▶ [Data supplied]
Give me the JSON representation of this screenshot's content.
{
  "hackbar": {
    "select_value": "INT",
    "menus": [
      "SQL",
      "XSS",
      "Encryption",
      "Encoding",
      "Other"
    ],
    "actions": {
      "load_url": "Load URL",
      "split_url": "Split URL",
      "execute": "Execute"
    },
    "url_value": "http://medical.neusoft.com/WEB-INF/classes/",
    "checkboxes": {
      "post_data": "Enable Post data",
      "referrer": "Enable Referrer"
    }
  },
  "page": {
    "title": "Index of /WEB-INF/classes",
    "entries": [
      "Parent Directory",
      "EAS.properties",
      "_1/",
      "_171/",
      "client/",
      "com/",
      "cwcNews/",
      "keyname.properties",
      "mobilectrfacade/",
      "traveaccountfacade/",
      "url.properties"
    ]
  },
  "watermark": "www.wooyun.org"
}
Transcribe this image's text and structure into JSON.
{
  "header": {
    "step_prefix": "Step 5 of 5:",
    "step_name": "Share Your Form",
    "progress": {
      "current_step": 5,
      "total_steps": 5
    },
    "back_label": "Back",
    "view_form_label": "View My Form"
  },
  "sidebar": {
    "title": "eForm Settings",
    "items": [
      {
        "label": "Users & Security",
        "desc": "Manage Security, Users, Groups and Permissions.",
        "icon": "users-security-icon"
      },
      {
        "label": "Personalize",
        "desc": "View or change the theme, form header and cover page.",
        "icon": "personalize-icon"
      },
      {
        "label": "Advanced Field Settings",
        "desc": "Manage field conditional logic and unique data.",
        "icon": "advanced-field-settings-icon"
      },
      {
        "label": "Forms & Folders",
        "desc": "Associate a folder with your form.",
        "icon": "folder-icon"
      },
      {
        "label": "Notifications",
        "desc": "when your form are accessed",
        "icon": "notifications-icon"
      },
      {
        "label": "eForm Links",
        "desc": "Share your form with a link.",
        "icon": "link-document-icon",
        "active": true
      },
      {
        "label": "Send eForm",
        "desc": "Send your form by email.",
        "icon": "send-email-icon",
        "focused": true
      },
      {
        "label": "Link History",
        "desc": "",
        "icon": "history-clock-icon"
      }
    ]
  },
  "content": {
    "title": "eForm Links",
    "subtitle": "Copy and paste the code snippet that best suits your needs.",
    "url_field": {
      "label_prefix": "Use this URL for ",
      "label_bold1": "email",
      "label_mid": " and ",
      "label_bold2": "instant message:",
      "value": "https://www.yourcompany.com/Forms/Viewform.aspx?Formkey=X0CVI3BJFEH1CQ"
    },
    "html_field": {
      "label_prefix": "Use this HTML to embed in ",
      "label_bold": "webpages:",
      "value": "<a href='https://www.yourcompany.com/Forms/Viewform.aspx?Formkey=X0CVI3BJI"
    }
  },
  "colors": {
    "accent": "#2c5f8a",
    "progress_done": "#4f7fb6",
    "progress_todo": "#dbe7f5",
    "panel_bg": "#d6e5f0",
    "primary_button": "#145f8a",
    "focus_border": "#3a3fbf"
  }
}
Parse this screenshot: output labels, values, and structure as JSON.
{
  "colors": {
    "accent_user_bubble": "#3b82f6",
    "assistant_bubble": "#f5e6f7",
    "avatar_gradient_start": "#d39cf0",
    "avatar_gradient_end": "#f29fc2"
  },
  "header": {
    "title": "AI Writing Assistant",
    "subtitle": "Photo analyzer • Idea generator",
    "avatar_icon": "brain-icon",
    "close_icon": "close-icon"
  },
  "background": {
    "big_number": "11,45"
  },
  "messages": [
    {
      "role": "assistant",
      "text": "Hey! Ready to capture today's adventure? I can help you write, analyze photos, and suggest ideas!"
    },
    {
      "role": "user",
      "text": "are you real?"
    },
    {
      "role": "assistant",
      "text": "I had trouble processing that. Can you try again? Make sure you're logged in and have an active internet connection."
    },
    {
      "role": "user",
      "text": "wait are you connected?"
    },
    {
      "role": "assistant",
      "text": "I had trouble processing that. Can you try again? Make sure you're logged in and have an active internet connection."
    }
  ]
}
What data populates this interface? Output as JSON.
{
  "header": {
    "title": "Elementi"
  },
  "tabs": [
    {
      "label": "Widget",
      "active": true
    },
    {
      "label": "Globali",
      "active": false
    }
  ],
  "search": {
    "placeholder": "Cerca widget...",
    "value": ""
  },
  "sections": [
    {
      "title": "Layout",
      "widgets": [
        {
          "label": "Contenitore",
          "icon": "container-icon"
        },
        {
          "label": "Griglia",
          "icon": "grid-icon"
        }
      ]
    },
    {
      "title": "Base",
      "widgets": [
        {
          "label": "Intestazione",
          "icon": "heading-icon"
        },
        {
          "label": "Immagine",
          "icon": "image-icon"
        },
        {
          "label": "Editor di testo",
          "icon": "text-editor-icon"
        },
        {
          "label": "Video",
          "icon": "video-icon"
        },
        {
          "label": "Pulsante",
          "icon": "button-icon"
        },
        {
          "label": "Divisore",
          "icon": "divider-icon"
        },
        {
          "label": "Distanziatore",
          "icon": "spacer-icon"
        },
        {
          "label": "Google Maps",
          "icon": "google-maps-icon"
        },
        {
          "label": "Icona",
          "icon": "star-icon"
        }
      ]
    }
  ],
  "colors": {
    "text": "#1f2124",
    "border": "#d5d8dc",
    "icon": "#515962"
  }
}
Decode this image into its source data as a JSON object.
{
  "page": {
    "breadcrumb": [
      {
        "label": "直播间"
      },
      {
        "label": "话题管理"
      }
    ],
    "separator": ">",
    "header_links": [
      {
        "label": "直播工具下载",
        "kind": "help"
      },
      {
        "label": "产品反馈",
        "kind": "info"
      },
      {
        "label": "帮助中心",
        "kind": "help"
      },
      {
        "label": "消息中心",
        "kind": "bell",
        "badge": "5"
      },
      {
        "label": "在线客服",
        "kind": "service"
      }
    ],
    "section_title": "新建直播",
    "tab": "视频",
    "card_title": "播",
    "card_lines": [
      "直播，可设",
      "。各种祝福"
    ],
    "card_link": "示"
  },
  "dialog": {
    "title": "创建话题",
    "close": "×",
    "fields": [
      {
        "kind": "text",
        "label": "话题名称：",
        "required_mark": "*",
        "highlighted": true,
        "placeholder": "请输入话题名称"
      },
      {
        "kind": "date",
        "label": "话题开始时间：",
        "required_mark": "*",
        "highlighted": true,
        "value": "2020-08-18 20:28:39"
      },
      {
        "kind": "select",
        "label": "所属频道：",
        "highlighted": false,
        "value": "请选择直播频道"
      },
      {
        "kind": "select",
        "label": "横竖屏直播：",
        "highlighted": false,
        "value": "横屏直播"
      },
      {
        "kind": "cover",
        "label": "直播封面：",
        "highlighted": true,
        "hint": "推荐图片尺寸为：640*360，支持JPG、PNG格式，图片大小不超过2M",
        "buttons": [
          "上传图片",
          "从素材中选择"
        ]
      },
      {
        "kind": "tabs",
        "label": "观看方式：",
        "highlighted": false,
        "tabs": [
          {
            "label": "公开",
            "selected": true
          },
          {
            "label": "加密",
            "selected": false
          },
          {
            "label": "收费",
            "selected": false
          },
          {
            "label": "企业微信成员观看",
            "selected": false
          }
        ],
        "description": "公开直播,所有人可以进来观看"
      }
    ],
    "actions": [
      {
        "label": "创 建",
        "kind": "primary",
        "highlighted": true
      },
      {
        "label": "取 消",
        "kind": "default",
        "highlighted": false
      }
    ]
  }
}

▶ [Short problem] Restate the whole listing exactly, leaving out nothing.

▶ [Result for this task]
Give me the JSON representation of this screenshot's content.
{
  "hackbar": {
    "select_value": "INT",
    "menus": [
      "SQL",
      "XSS",
      "Encryption",
      "Encoding",
      "Other"
    ],
    "actions": {
      "load_url": "Load URL",
      "split_url": "Split URL",
      "execute": "Execute"
    },
    "url_value": "http://medical.neusoft.com/WEB-INF/classes/",
    "checkboxes": {
      "post_data": "Enable Post data",
      "referrer": "Enable Referrer"
    }
  },
  "page": {
    "title": "Index of /WEB-INF/classes",
    "entries": [
      "Parent Directory",
      "EAS.properties",
      "_1/",
      "_171/",
      "client/",
      "com/",
      "cwcNews/",
      "keyname.properties",
      "mobilectrfacade/",
      "traveaccountfacade/",
      "url.properties"
    ]
  },
  "watermark": "www.wooyun.org"
}
Transcribe this image's text and structure into JSON.
{
  "header": {
    "step_prefix": "Step 5 of 5:",
    "step_name": "Share Your Form",
    "progress": {
      "current_step": 5,
      "total_steps": 5
    },
    "back_label": "Back",
    "view_form_label": "View My Form"
  },
  "sidebar": {
    "title": "eForm Settings",
    "items": [
      {
        "label": "Users & Security",
        "desc": "Manage Security, Users, Groups and Permissions.",
        "icon": "users-security-icon"
      },
      {
        "label": "Personalize",
        "desc": "View or change the theme, form header and cover page.",
        "icon": "personalize-icon"
      },
      {
        "label": "Advanced Field Settings",
        "desc": "Manage field conditional logic and unique data.",
        "icon": "advanced-field-settings-icon"
      },
      {
        "label": "Forms & Folders",
        "desc": "Associate a folder with your form.",
        "icon": "folder-icon"
      },
      {
        "label": "Notifications",
        "desc": "when your form are accessed",
        "icon": "notifications-icon"
      },
      {
        "label": "eForm Links",
        "desc": "Share your form with a link.",
        "icon": "link-document-icon",
        "active": true
      },
      {
        "label": "Send eForm",
        "desc": "Send your form by email.",
        "icon": "send-email-icon",
        "focused": true
      },
      {
        "label": "Link History",
        "desc": "",
        "icon": "history-clock-icon"
      }
    ]
  },
  "content": {
    "title": "eForm Links",
    "subtitle": "Copy and paste the code snippet that best suits your needs.",
    "url_field": {
      "label_prefix": "Use this URL for ",
      "label_bold1": "email",
      "label_mid": " and ",
      "label_bold2": "instant message:",
      "value": "https://www.yourcompany.com/Forms/Viewform.aspx?Formkey=X0CVI3BJFEH1CQ"
    },
    "html_field": {
      "label_prefix": "Use this HTML to embed in ",
      "label_bold": "webpages:",
      "value": "<a href='https://www.yourcompany.com/Forms/Viewform.aspx?Formkey=X0CVI3BJI"
    }
  },
  "colors": {
    "accent": "#2c5f8a",
    "progress_done": "#4f7fb6",
    "progress_todo": "#dbe7f5",
    "panel_bg": "#d6e5f0",
    "primary_button": "#145f8a",
    "focus_border": "#3a3fbf"
  }
}
Parse this screenshot: output labels, values, and structure as JSON.
{
  "colors": {
    "accent_user_bubble": "#3b82f6",
    "assistant_bubble": "#f5e6f7",
    "avatar_gradient_start": "#d39cf0",
    "avatar_gradient_end": "#f29fc2"
  },
  "header": {
    "title": "AI Writing Assistant",
    "subtitle": "Photo analyzer • Idea generator",
    "avatar_icon": "brain-icon",
    "close_icon": "close-icon"
  },
  "background": {
    "big_number": "11,45"
  },
  "messages": [
    {
      "role": "assistant",
      "text": "Hey! Ready to capture today's adventure? I can help you write, analyze photos, and suggest ideas!"
    },
    {
      "role": "user",
      "text": "are you real?"
    },
    {
      "role": "assistant",
      "text": "I had trouble processing that. Can you try again? Make sure you're logged in and have an active internet connection."
    },
    {
      "role": "user",
      "text": "wait are you connected?"
    },
    {
      "role": "assistant",
      "text": "I had trouble processing that. Can you try again? Make sure you're logged in and have an active internet connection."
    }
  ]
}
What data populates this interface? Output as JSON.
{
  "header": {
    "title": "Elementi"
  },
  "tabs": [
    {
      "label": "Widget",
      "active": true
    },
    {
      "label": "Globali",
      "active": false
    }
  ],
  "search": {
    "placeholder": "Cerca widget...",
    "value": ""
  },
  "sections": [
    {
      "title": "Layout",
      "widgets": [
        {
          "label": "Contenitore",
          "icon": "container-icon"
        },
        {
          "label": "Griglia",
          "icon": "grid-icon"
        }
      ]
    },
    {
      "title": "Base",
      "widgets": [
        {
          "label": "Intestazione",
          "icon": "heading-icon"
        },
        {
          "label": "Immagine",
          "icon": "image-icon"
        },
        {
          "label": "Editor di testo",
          "icon": "text-editor-icon"
        },
        {
          "label": "Video",
          "icon": "video-icon"
        },
        {
          "label": "Pulsante",
          "icon": "button-icon"
        },
        {
          "label": "Divisore",
          "icon": "divider-icon"
        },
        {
          "label": "Distanziatore",
          "icon": "spacer-icon"
        },
        {
          "label": "Google Maps",
          "icon": "google-maps-icon"
        },
        {
          "label": "Icona",
          "icon": "star-icon"
        }
      ]
    }
  ],
  "colors": {
    "text": "#1f2124",
    "border": "#d5d8dc",
    "icon": "#515962"
  }
}
Decode this image into its source data as a JSON object.
{
  "page": {
    "breadcrumb": [
      {
        "label": "直播间"
      },
      {
        "label": "话题管理"
      }
    ],
    "separator": ">",
    "header_links": [
      {
        "label": "直播工具下载",
        "kind": "help"
      },
      {
        "label": "产品反馈",
        "kind": "info"
      },
      {
        "label": "帮助中心",
        "kind": "help"
      },
      {
        "label": "消息中心",
        "kind": "bell",
        "badge": "5"
      },
      {
        "label": "在线客服",
        "kind": "service"
      }
    ],
    "section_title": "新建直播",
    "tab": "视频",
    "card_title": "播",
    "card_lines": [
      "直播，可设",
      "。各种祝福"
    ],
    "card_link": "示"
  },
  "dialog": {
    "title": "创建话题",
    "close": "×",
    "fields": [
      {
        "kind": "text",
        "label": "话题名称：",
        "required_mark": "*",
        "highlighted": true,
        "placeholder": "请输入话题名称"
      },
      {
        "kind": "date",
        "label": "话题开始时间：",
        "required_mark": "*",
        "highlighted": true,
        "value": "2020-08-18 20:28:39"
      },
      {
        "kind": "select",
        "label": "所属频道：",
        "highlighted": false,
        "value": "请选择直播频道"
      },
      {
        "kind": "select",
        "label": "横竖屏直播：",
        "highlighted": false,
        "value": "横屏直播"
      },
      {
        "kind": "cover",
        "label": "直播封面：",
        "highlighted": true,
        "hint": "推荐图片尺寸为：640*360，支持JPG、PNG格式，图片大小不超过2M",
        "buttons": [
          "上传图片",
          "从素材中选择"
        ]
      },
      {
        "kind": "tabs",
        "label": "观看方式：",
        "highlighted": false,
        "tabs": [
          {
            "label": "公开",
            "selected": true
          },
          {
            "label": "加密",
            "selected": false
          },
          {
            "label": "收费",
            "selected": false
          },
          {
            "label": "企业微信成员观看",
            "selected": false
          }
        ],
        "description": "公开直播,所有人可以进来观看"
      }
    ],
    "actions": [
      {
        "label": "创 建",
        "kind": "primary",
        "highlighted": true
      },
      {
        "label": "取 消",
        "kind": "default",
        "highlighted": false
      }
    ]
  }
}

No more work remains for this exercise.